WORK REQUIRED — Beginning at the line containing "Transcribe the text in this document." and continuing to the end of the records below, give each line again exactly as it stands, and only those lines.
— Begin EXERCISE MATERIALS —
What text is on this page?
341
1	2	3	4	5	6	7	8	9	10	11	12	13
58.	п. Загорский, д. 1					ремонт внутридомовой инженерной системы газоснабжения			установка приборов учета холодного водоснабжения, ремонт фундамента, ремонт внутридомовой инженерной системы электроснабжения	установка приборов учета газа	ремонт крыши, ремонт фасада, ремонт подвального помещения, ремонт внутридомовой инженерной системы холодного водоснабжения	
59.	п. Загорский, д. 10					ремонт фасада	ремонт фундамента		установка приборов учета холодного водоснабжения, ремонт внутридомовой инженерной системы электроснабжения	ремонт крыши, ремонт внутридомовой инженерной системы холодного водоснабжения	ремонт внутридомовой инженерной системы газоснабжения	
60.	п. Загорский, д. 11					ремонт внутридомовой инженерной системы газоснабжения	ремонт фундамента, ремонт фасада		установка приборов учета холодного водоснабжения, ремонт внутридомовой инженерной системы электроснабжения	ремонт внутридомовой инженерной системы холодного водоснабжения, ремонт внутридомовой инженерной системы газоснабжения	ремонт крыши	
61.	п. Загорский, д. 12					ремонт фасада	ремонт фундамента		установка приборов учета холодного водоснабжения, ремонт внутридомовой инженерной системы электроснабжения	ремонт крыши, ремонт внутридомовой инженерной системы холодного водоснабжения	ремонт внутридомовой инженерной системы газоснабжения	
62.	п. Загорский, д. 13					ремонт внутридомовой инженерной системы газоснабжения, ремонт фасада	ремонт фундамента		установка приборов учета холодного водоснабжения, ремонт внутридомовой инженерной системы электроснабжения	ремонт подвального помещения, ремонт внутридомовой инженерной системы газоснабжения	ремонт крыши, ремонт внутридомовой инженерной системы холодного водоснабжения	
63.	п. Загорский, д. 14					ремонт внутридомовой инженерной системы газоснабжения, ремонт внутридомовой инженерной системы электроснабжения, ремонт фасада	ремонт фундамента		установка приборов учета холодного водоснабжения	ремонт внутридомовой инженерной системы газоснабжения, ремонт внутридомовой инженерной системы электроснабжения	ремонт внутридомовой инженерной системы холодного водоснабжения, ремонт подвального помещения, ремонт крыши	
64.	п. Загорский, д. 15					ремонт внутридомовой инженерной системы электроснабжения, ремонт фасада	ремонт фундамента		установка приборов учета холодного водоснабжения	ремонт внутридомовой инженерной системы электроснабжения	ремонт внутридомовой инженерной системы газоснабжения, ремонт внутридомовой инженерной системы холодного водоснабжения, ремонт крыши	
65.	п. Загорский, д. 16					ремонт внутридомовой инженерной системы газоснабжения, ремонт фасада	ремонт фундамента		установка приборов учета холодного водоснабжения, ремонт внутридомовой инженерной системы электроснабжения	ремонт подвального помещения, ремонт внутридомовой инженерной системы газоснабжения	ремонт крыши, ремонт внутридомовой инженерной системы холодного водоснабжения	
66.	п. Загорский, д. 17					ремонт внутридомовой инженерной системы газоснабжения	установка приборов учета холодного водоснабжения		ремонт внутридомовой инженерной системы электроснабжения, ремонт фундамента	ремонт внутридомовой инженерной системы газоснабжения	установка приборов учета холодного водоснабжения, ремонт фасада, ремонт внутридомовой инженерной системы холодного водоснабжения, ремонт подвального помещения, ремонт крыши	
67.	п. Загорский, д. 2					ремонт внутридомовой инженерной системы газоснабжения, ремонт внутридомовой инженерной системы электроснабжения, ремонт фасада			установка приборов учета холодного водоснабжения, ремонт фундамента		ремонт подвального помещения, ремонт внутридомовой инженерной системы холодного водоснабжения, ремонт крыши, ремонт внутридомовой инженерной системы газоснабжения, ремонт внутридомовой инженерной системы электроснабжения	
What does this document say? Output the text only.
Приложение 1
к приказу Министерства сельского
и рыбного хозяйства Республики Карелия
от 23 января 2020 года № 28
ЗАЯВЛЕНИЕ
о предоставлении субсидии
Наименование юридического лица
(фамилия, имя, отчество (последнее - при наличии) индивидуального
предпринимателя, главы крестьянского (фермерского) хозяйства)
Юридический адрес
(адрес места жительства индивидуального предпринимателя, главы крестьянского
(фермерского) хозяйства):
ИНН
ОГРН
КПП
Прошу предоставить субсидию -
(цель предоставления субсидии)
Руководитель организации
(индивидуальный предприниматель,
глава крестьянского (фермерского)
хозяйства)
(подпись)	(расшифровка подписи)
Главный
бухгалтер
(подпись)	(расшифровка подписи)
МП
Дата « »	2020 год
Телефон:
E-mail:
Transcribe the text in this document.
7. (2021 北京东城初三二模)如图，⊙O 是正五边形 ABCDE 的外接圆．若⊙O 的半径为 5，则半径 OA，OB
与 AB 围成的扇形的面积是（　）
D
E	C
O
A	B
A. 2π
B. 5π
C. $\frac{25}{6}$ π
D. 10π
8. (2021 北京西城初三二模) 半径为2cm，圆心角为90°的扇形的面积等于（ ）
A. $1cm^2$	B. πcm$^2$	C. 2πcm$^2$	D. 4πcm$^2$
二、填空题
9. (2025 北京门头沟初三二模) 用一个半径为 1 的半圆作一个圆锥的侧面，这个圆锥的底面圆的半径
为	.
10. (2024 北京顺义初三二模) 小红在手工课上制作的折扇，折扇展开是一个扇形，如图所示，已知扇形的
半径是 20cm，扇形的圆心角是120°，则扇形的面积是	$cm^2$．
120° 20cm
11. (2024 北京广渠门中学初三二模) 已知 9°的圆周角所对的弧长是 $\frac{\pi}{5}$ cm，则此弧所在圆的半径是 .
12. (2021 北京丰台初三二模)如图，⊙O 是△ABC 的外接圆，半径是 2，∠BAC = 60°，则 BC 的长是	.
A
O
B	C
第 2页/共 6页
— End EXERCISE MATERIALS —
REPLY TO THE TASK —
Transcribe the text in this document.
7. (2021 北京东城初三二模)如图，⊙O 是正五边形 ABCDE 的外接圆．若⊙O 的半径为 5，则半径 OA，OB
与 AB 围成的扇形的面积是（　）
D
E	C
O
A	B
A. 2π
B. 5π
C. $\frac{25}{6}$ π
D. 10π
8. (2021 北京西城初三二模) 半径为2cm，圆心角为90°的扇形的面积等于（ ）
A. $1cm^2$	B. πcm$^2$	C. 2πcm$^2$	D. 4πcm$^2$
二、填空题
9. (2025 北京门头沟初三二模) 用一个半径为 1 的半圆作一个圆锥的侧面，这个圆锥的底面圆的半径
为	.
10. (2024 北京顺义初三二模) 小红在手工课上制作的折扇，折扇展开是一个扇形，如图所示，已知扇形的
半径是 20cm，扇形的圆心角是120°，则扇形的面积是	$cm^2$．
120° 20cm
11. (2024 北京广渠门中学初三二模) 已知 9°的圆周角所对的弧长是 $\frac{\pi}{5}$ cm，则此弧所在圆的半径是 .
12. (2021 北京丰台初三二模)如图，⊙O 是△ABC 的外接圆，半径是 2，∠BAC = 60°，则 BC 的长是	.
A
O
B	C
第 2页/共 6页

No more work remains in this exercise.